▸ INSTRUCTIONS FOR THE TASK
Restate all of the entries exactly, dropping any pictures they hold.

Data records

####################

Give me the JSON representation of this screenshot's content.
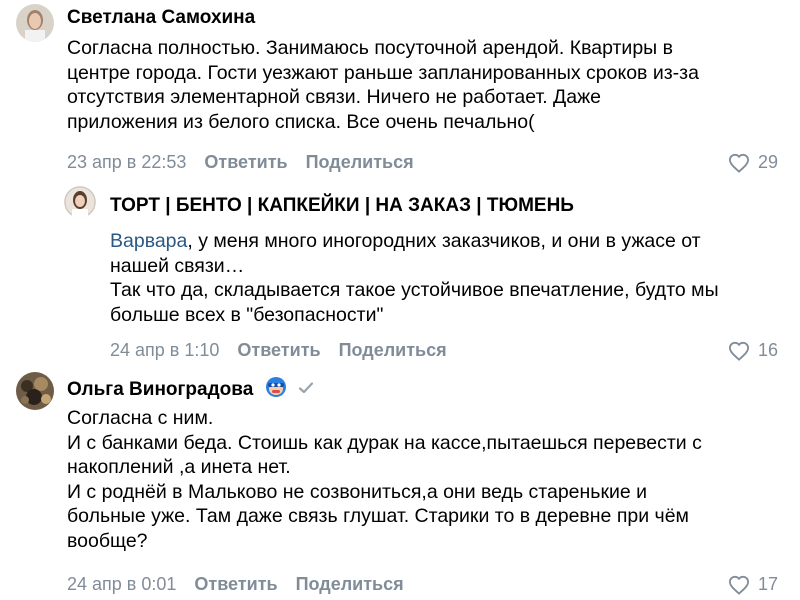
{
  "comments": [
    {
      "author": "Светлана Самохина",
      "lines": [
        "Согласна полностью. Занимаюсь посуточной арендой. Квартиры в",
        "центре города. Гости уезжают раньше запланированных сроков из-за",
        "отсутствия элементарной связи. Ничего не работает. Даже",
        "приложения из белого списка. Все очень печально("
      ],
      "date": "23 апр в 22:53",
      "reply_label": "Ответить",
      "share_label": "Поделиться",
      "likes": "29"
    },
    {
      "author": "ТОРТ | БЕНТО | КАПКЕЙКИ | НА ЗАКАЗ | ТЮМЕНЬ",
      "mention": "Варвара",
      "lines": [
        ", у меня много иногородних заказчиков, и они в ужасе от",
        "нашей связи…",
        "Так что да, складывается такое устойчивое впечатление, будто мы",
        "больше всех в \"безопасности\""
      ],
      "date": "24 апр в 1:10",
      "reply_label": "Ответить",
      "share_label": "Поделиться",
      "likes": "16"
    },
    {
      "author": "Ольга Виноградова",
      "lines": [
        "Согласна с ним.",
        "И с банками беда. Стоишь как дурак на кассе,пытаешься перевести с",
        "накоплений ,а инета нет.",
        "И с роднёй в Мальково не созвониться,а они ведь старенькие и",
        "больные уже. Там даже связь глушат. Старики то в деревне при чём",
        "вообще?"
      ],
      "date": "24 апр в 0:01",
      "reply_label": "Ответить",
      "share_label": "Поделиться",
      "likes": "17"
    }
  ],
  "colors": {
    "meta": "#818c99",
    "mention": "#2a5885",
    "text": "#000000"
  },
  "icons": {
    "like": "heart-outline-icon",
    "verified": "checkmark-icon",
    "emoji": "mask-emoji-icon"
  }
}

####################

▸ REPLY TO THE TASK
Give me the JSON representation of this screenshot's content.
{
  "comments": [
    {
      "author": "Светлана Самохина",
      "lines": [
        "Согласна полностью. Занимаюсь посуточной арендой. Квартиры в",
        "центре города. Гости уезжают раньше запланированных сроков из-за",
        "отсутствия элементарной связи. Ничего не работает. Даже",
        "приложения из белого списка. Все очень печально("
      ],
      "date": "23 апр в 22:53",
      "reply_label": "Ответить",
      "share_label": "Поделиться",
      "likes": "29"
    },
    {
      "author": "ТОРТ | БЕНТО | КАПКЕЙКИ | НА ЗАКАЗ | ТЮМЕНЬ",
      "mention": "Варвара",
      "lines": [
        ", у меня много иногородних заказчиков, и они в ужасе от",
        "нашей связи…",
        "Так что да, складывается такое устойчивое впечатление, будто мы",
        "больше всех в \"безопасности\""
      ],
      "date": "24 апр в 1:10",
      "reply_label": "Ответить",
      "share_label": "Поделиться",
      "likes": "16"
    },
    {
      "author": "Ольга Виноградова",
      "lines": [
        "Согласна с ним.",
        "И с банками беда. Стоишь как дурак на кассе,пытаешься перевести с",
        "накоплений ,а инета нет.",
        "И с роднёй в Мальково не созвониться,а они ведь старенькие и",
        "больные уже. Там даже связь глушат. Старики то в деревне при чём",
        "вообще?"
      ],
      "date": "24 апр в 0:01",
      "reply_label": "Ответить",
      "share_label": "Поделиться",
      "likes": "17"
    }
  ],
  "colors": {
    "meta": "#818c99",
    "mention": "#2a5885",
    "text": "#000000"
  },
  "icons": {
    "like": "heart-outline-icon",
    "verified": "checkmark-icon",
    "emoji": "mask-emoji-icon"
  }
}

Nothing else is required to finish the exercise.